▶ **To do**
With the pictures omitted, write out the entries that follow exactly as they stand.

▶ **Recorded data**

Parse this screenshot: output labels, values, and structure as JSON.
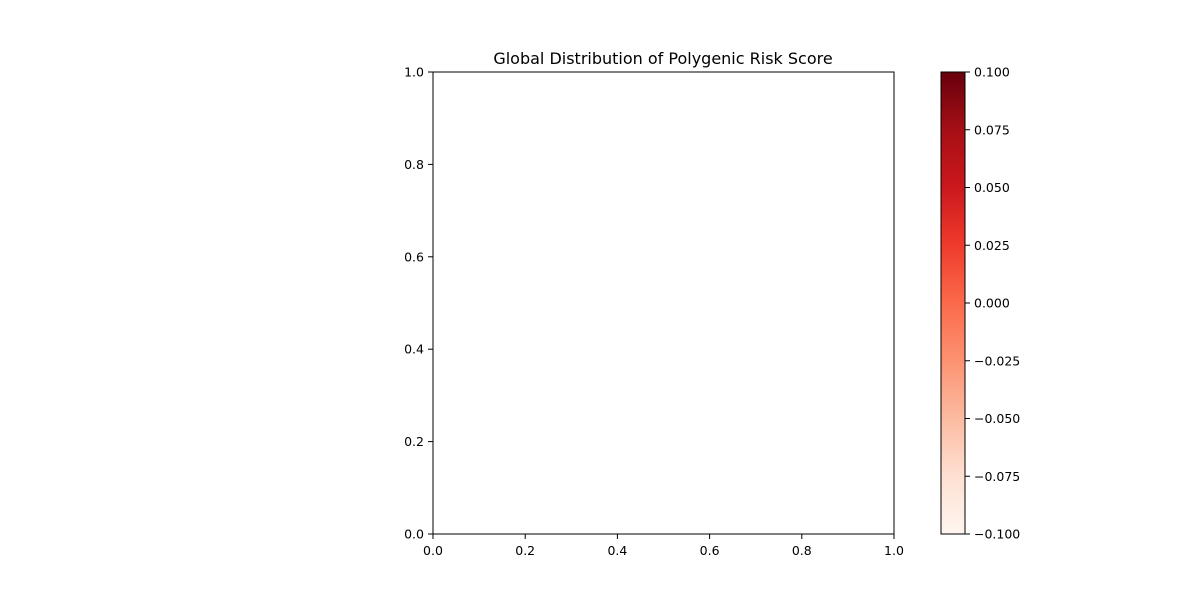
{
  "chart_data": {
    "type": "heatmap",
    "title": "Global Distribution of Polygenic Risk Score",
    "xlabel": "",
    "ylabel": "",
    "xlim": [
      0.0,
      1.0
    ],
    "ylim": [
      0.0,
      1.0
    ],
    "x_ticks": [
      "0.0",
      "0.2",
      "0.4",
      "0.6",
      "0.8",
      "1.0"
    ],
    "y_ticks": [
      "0.0",
      "0.2",
      "0.4",
      "0.6",
      "0.8",
      "1.0"
    ],
    "points": [],
    "grid": false,
    "colorbar": {
      "colormap": "Reds",
      "range": [
        -0.1,
        0.1
      ],
      "ticks": [
        "0.100",
        "0.075",
        "0.050",
        "0.025",
        "0.000",
        "−0.025",
        "−0.050",
        "−0.075",
        "−0.100"
      ],
      "colors": [
        "#fff5f0",
        "#fee0d2",
        "#fcbba1",
        "#fc9272",
        "#fb6a4a",
        "#ef3b2c",
        "#cb181d",
        "#a50f15",
        "#67000d"
      ]
    }
  }
}
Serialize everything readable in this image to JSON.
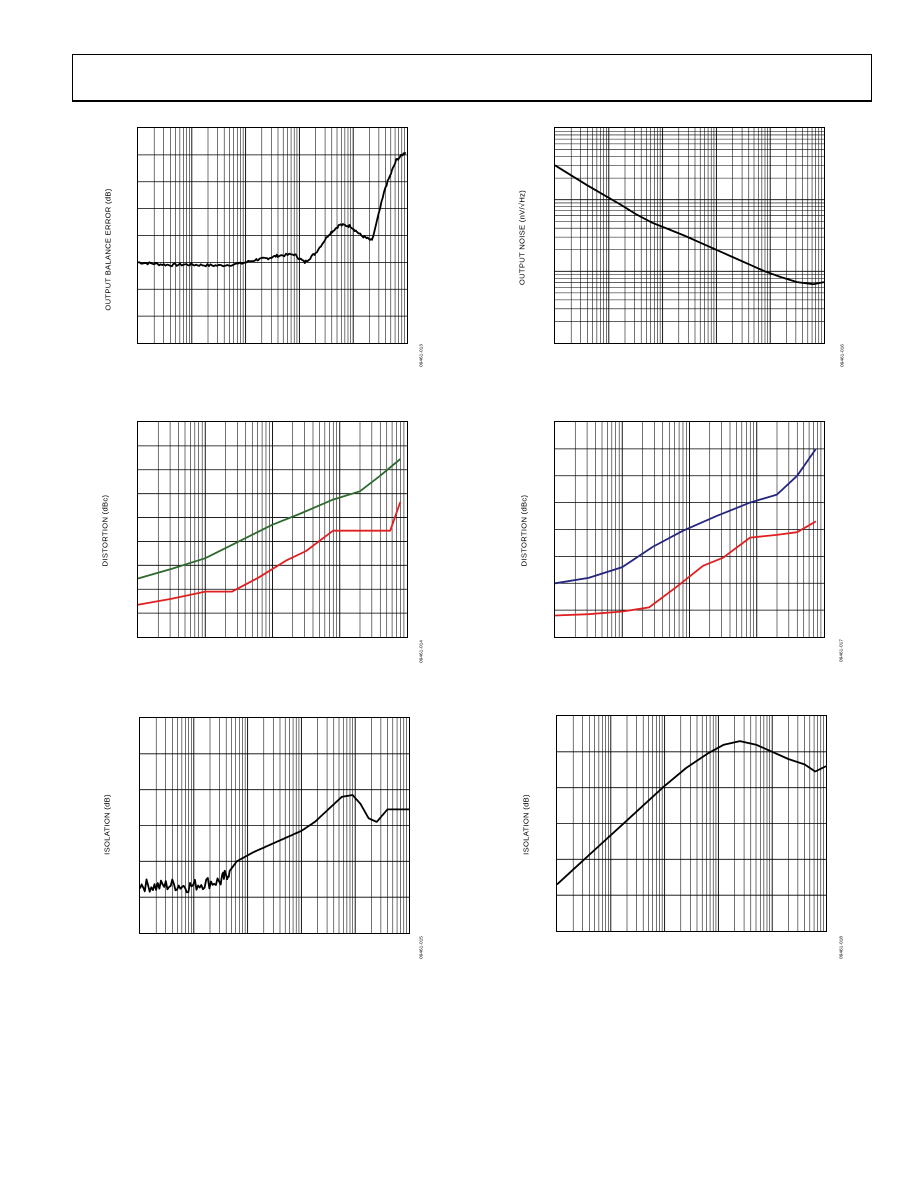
{
  "page": {
    "header_text": ""
  },
  "chart_data": [
    {
      "id": "c1",
      "type": "line",
      "ylabel": "OUTPUT BALANCE ERROR (dB)",
      "figure_id": "09461-013",
      "x_decades": 5,
      "y_divisions": 8,
      "hgrid_minor": 1,
      "ylim": [
        0,
        8
      ],
      "xlog": true,
      "xlim": [
        0,
        5
      ],
      "series": [
        {
          "color": "#000000",
          "jitter": 0.05,
          "x": [
            0,
            0.3,
            0.6,
            0.9,
            1.2,
            1.5,
            1.9,
            2.2,
            2.4,
            2.6,
            2.9,
            3.1,
            3.3,
            3.55,
            3.75,
            3.95,
            4.15,
            4.35,
            4.6,
            4.8,
            4.97
          ],
          "y": [
            3.0,
            2.95,
            2.9,
            2.92,
            2.9,
            2.88,
            2.95,
            3.1,
            3.15,
            3.25,
            3.3,
            3.0,
            3.35,
            4.05,
            4.4,
            4.35,
            4.0,
            3.8,
            5.8,
            6.8,
            7.1
          ]
        }
      ]
    },
    {
      "id": "c2",
      "type": "line",
      "ylabel": "OUTPUT NOISE (nV/√Hz)",
      "figure_id": "09461-016",
      "x_decades": 5,
      "y_decades": 3,
      "ylim": [
        0,
        3
      ],
      "ylog": true,
      "xlog": true,
      "xlim": [
        0,
        5
      ],
      "series": [
        {
          "color": "#000000",
          "jitter": 0.0,
          "x": [
            0,
            0.3,
            0.6,
            0.9,
            1.2,
            1.5,
            1.8,
            2.1,
            2.4,
            2.7,
            3.0,
            3.3,
            3.6,
            3.9,
            4.2,
            4.5,
            4.8,
            5.0
          ],
          "y": [
            2.48,
            2.34,
            2.2,
            2.07,
            1.94,
            1.8,
            1.68,
            1.59,
            1.5,
            1.4,
            1.3,
            1.2,
            1.1,
            1.0,
            0.92,
            0.85,
            0.82,
            0.85
          ]
        }
      ]
    },
    {
      "id": "c3",
      "type": "line",
      "ylabel": "DISTORTION (dBc)",
      "figure_id": "09461-014",
      "x_decades": 4,
      "y_divisions": 9,
      "hgrid_minor": 1,
      "ylim": [
        0,
        9
      ],
      "xlog": true,
      "xlim": [
        0,
        4
      ],
      "series": [
        {
          "color": "#2e6a2e",
          "jitter": 0,
          "x": [
            0,
            0.5,
            1.0,
            1.5,
            2.0,
            2.4,
            2.9,
            3.3,
            3.6,
            3.9
          ],
          "y": [
            2.45,
            2.85,
            3.3,
            4.0,
            4.7,
            5.15,
            5.75,
            6.1,
            6.75,
            7.45
          ]
        },
        {
          "color": "#e02020",
          "jitter": 0,
          "x": [
            0,
            0.5,
            1.0,
            1.4,
            1.8,
            2.2,
            2.5,
            2.9,
            3.3,
            3.5,
            3.75,
            3.9
          ],
          "y": [
            1.35,
            1.6,
            1.9,
            1.9,
            2.5,
            3.2,
            3.6,
            4.45,
            4.45,
            4.45,
            4.45,
            5.65
          ]
        }
      ]
    },
    {
      "id": "c4",
      "type": "line",
      "ylabel": "DISTORTION (dBc)",
      "figure_id": "09461-017",
      "x_decades": 4,
      "y_divisions": 8,
      "hgrid_minor": 1,
      "ylim": [
        0,
        8
      ],
      "xlog": true,
      "xlim": [
        0,
        4
      ],
      "series": [
        {
          "color": "#262680",
          "jitter": 0,
          "x": [
            0,
            0.5,
            1.0,
            1.45,
            1.9,
            2.4,
            2.9,
            3.3,
            3.6,
            3.88
          ],
          "y": [
            2.0,
            2.2,
            2.6,
            3.35,
            3.95,
            4.5,
            5.0,
            5.3,
            6.0,
            7.0
          ]
        },
        {
          "color": "#e02020",
          "jitter": 0,
          "x": [
            0,
            0.5,
            1.0,
            1.4,
            1.8,
            2.2,
            2.5,
            2.9,
            3.3,
            3.6,
            3.88
          ],
          "y": [
            0.8,
            0.85,
            0.95,
            1.1,
            1.85,
            2.65,
            2.95,
            3.7,
            3.8,
            3.9,
            4.3
          ]
        }
      ]
    },
    {
      "id": "c5",
      "type": "line",
      "ylabel": "ISOLATION (dB)",
      "figure_id": "09461-015",
      "x_decades": 5,
      "y_divisions": 6,
      "hgrid_minor": 0,
      "ylim": [
        0,
        6
      ],
      "xlog": true,
      "xlim": [
        0,
        5
      ],
      "series": [
        {
          "color": "#000000",
          "jitter": 0.18,
          "jitter_until": 1.65,
          "x": [
            0,
            0.3,
            0.6,
            0.9,
            1.2,
            1.5,
            1.65,
            1.8,
            2.1,
            2.4,
            2.7,
            3.0,
            3.25,
            3.5,
            3.75,
            3.95,
            4.1,
            4.25,
            4.4,
            4.6,
            4.8,
            5.0
          ],
          "y": [
            1.35,
            1.3,
            1.35,
            1.3,
            1.4,
            1.45,
            1.7,
            2.0,
            2.25,
            2.45,
            2.65,
            2.85,
            3.1,
            3.45,
            3.8,
            3.85,
            3.6,
            3.2,
            3.1,
            3.45,
            3.45,
            3.45
          ]
        }
      ]
    },
    {
      "id": "c6",
      "type": "line",
      "ylabel": "ISOLATION (dB)",
      "figure_id": "09461-018",
      "x_decades": 5,
      "y_divisions": 6,
      "hgrid_minor": 0,
      "ylim": [
        0,
        6
      ],
      "xlog": true,
      "xlim": [
        0,
        5
      ],
      "series": [
        {
          "color": "#000000",
          "jitter": 0,
          "x": [
            0,
            0.4,
            0.8,
            1.2,
            1.6,
            2.0,
            2.4,
            2.8,
            3.1,
            3.4,
            3.7,
            4.0,
            4.3,
            4.6,
            4.8,
            5.0
          ],
          "y": [
            1.3,
            1.85,
            2.4,
            2.95,
            3.5,
            4.05,
            4.55,
            4.95,
            5.2,
            5.3,
            5.2,
            5.0,
            4.8,
            4.65,
            4.45,
            4.6
          ]
        }
      ]
    }
  ]
}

▶ **Exercise result**
Parse this screenshot: output labels, values, and structure as JSON.
{
  "chart_data": {
    "type": "heatmap",
    "title": "Global Distribution of Polygenic Risk Score",
    "xlabel": "",
    "ylabel": "",
    "xlim": [
      0.0,
      1.0
    ],
    "ylim": [
      0.0,
      1.0
    ],
    "x_ticks": [
      "0.0",
      "0.2",
      "0.4",
      "0.6",
      "0.8",
      "1.0"
    ],
    "y_ticks": [
      "0.0",
      "0.2",
      "0.4",
      "0.6",
      "0.8",
      "1.0"
    ],
    "points": [],
    "grid": false,
    "colorbar": {
      "colormap": "Reds",
      "range": [
        -0.1,
        0.1
      ],
      "ticks": [
        "0.100",
        "0.075",
        "0.050",
        "0.025",
        "0.000",
        "−0.025",
        "−0.050",
        "−0.075",
        "−0.100"
      ],
      "colors": [
        "#fff5f0",
        "#fee0d2",
        "#fcbba1",
        "#fc9272",
        "#fb6a4a",
        "#ef3b2c",
        "#cb181d",
        "#a50f15",
        "#67000d"
      ]
    }
  }
}
Serialize everything readable in this image to JSON.
{
  "page": {
    "header_text": ""
  },
  "chart_data": [
    {
      "id": "c1",
      "type": "line",
      "ylabel": "OUTPUT BALANCE ERROR (dB)",
      "figure_id": "09461-013",
      "x_decades": 5,
      "y_divisions": 8,
      "hgrid_minor": 1,
      "ylim": [
        0,
        8
      ],
      "xlog": true,
      "xlim": [
        0,
        5
      ],
      "series": [
        {
          "color": "#000000",
          "jitter": 0.05,
          "x": [
            0,
            0.3,
            0.6,
            0.9,
            1.2,
            1.5,
            1.9,
            2.2,
            2.4,
            2.6,
            2.9,
            3.1,
            3.3,
            3.55,
            3.75,
            3.95,
            4.15,
            4.35,
            4.6,
            4.8,
            4.97
          ],
          "y": [
            3.0,
            2.95,
            2.9,
            2.92,
            2.9,
            2.88,
            2.95,
            3.1,
            3.15,
            3.25,
            3.3,
            3.0,
            3.35,
            4.05,
            4.4,
            4.35,
            4.0,
            3.8,
            5.8,
            6.8,
            7.1
          ]
        }
      ]
    },
    {
      "id": "c2",
      "type": "line",
      "ylabel": "OUTPUT NOISE (nV/√Hz)",
      "figure_id": "09461-016",
      "x_decades": 5,
      "y_decades": 3,
      "ylim": [
        0,
        3
      ],
      "ylog": true,
      "xlog": true,
      "xlim": [
        0,
        5
      ],
      "series": [
        {
          "color": "#000000",
          "jitter": 0.0,
          "x": [
            0,
            0.3,
            0.6,
            0.9,
            1.2,
            1.5,
            1.8,
            2.1,
            2.4,
            2.7,
            3.0,
            3.3,
            3.6,
            3.9,
            4.2,
            4.5,
            4.8,
            5.0
          ],
          "y": [
            2.48,
            2.34,
            2.2,
            2.07,
            1.94,
            1.8,
            1.68,
            1.59,
            1.5,
            1.4,
            1.3,
            1.2,
            1.1,
            1.0,
            0.92,
            0.85,
            0.82,
            0.85
          ]
        }
      ]
    },
    {
      "id": "c3",
      "type": "line",
      "ylabel": "DISTORTION (dBc)",
      "figure_id": "09461-014",
      "x_decades": 4,
      "y_divisions": 9,
      "hgrid_minor": 1,
      "ylim": [
        0,
        9
      ],
      "xlog": true,
      "xlim": [
        0,
        4
      ],
      "series": [
        {
          "color": "#2e6a2e",
          "jitter": 0,
          "x": [
            0,
            0.5,
            1.0,
            1.5,
            2.0,
            2.4,
            2.9,
            3.3,
            3.6,
            3.9
          ],
          "y": [
            2.45,
            2.85,
            3.3,
            4.0,
            4.7,
            5.15,
            5.75,
            6.1,
            6.75,
            7.45
          ]
        },
        {
          "color": "#e02020",
          "jitter": 0,
          "x": [
            0,
            0.5,
            1.0,
            1.4,
            1.8,
            2.2,
            2.5,
            2.9,
            3.3,
            3.5,
            3.75,
            3.9
          ],
          "y": [
            1.35,
            1.6,
            1.9,
            1.9,
            2.5,
            3.2,
            3.6,
            4.45,
            4.45,
            4.45,
            4.45,
            5.65
          ]
        }
      ]
    },
    {
      "id": "c4",
      "type": "line",
      "ylabel": "DISTORTION (dBc)",
      "figure_id": "09461-017",
      "x_decades": 4,
      "y_divisions": 8,
      "hgrid_minor": 1,
      "ylim": [
        0,
        8
      ],
      "xlog": true,
      "xlim": [
        0,
        4
      ],
      "series": [
        {
          "color": "#262680",
          "jitter": 0,
          "x": [
            0,
            0.5,
            1.0,
            1.45,
            1.9,
            2.4,
            2.9,
            3.3,
            3.6,
            3.88
          ],
          "y": [
            2.0,
            2.2,
            2.6,
            3.35,
            3.95,
            4.5,
            5.0,
            5.3,
            6.0,
            7.0
          ]
        },
        {
          "color": "#e02020",
          "jitter": 0,
          "x": [
            0,
            0.5,
            1.0,
            1.4,
            1.8,
            2.2,
            2.5,
            2.9,
            3.3,
            3.6,
            3.88
          ],
          "y": [
            0.8,
            0.85,
            0.95,
            1.1,
            1.85,
            2.65,
            2.95,
            3.7,
            3.8,
            3.9,
            4.3
          ]
        }
      ]
    },
    {
      "id": "c5",
      "type": "line",
      "ylabel": "ISOLATION (dB)",
      "figure_id": "09461-015",
      "x_decades": 5,
      "y_divisions": 6,
      "hgrid_minor": 0,
      "ylim": [
        0,
        6
      ],
      "xlog": true,
      "xlim": [
        0,
        5
      ],
      "series": [
        {
          "color": "#000000",
          "jitter": 0.18,
          "jitter_until": 1.65,
          "x": [
            0,
            0.3,
            0.6,
            0.9,
            1.2,
            1.5,
            1.65,
            1.8,
            2.1,
            2.4,
            2.7,
            3.0,
            3.25,
            3.5,
            3.75,
            3.95,
            4.1,
            4.25,
            4.4,
            4.6,
            4.8,
            5.0
          ],
          "y": [
            1.35,
            1.3,
            1.35,
            1.3,
            1.4,
            1.45,
            1.7,
            2.0,
            2.25,
            2.45,
            2.65,
            2.85,
            3.1,
            3.45,
            3.8,
            3.85,
            3.6,
            3.2,
            3.1,
            3.45,
            3.45,
            3.45
          ]
        }
      ]
    },
    {
      "id": "c6",
      "type": "line",
      "ylabel": "ISOLATION (dB)",
      "figure_id": "09461-018",
      "x_decades": 5,
      "y_divisions": 6,
      "hgrid_minor": 0,
      "ylim": [
        0,
        6
      ],
      "xlog": true,
      "xlim": [
        0,
        5
      ],
      "series": [
        {
          "color": "#000000",
          "jitter": 0,
          "x": [
            0,
            0.4,
            0.8,
            1.2,
            1.6,
            2.0,
            2.4,
            2.8,
            3.1,
            3.4,
            3.7,
            4.0,
            4.3,
            4.6,
            4.8,
            5.0
          ],
          "y": [
            1.3,
            1.85,
            2.4,
            2.95,
            3.5,
            4.05,
            4.55,
            4.95,
            5.2,
            5.3,
            5.2,
            5.0,
            4.8,
            4.65,
            4.45,
            4.6
          ]
        }
      ]
    }
  ]
}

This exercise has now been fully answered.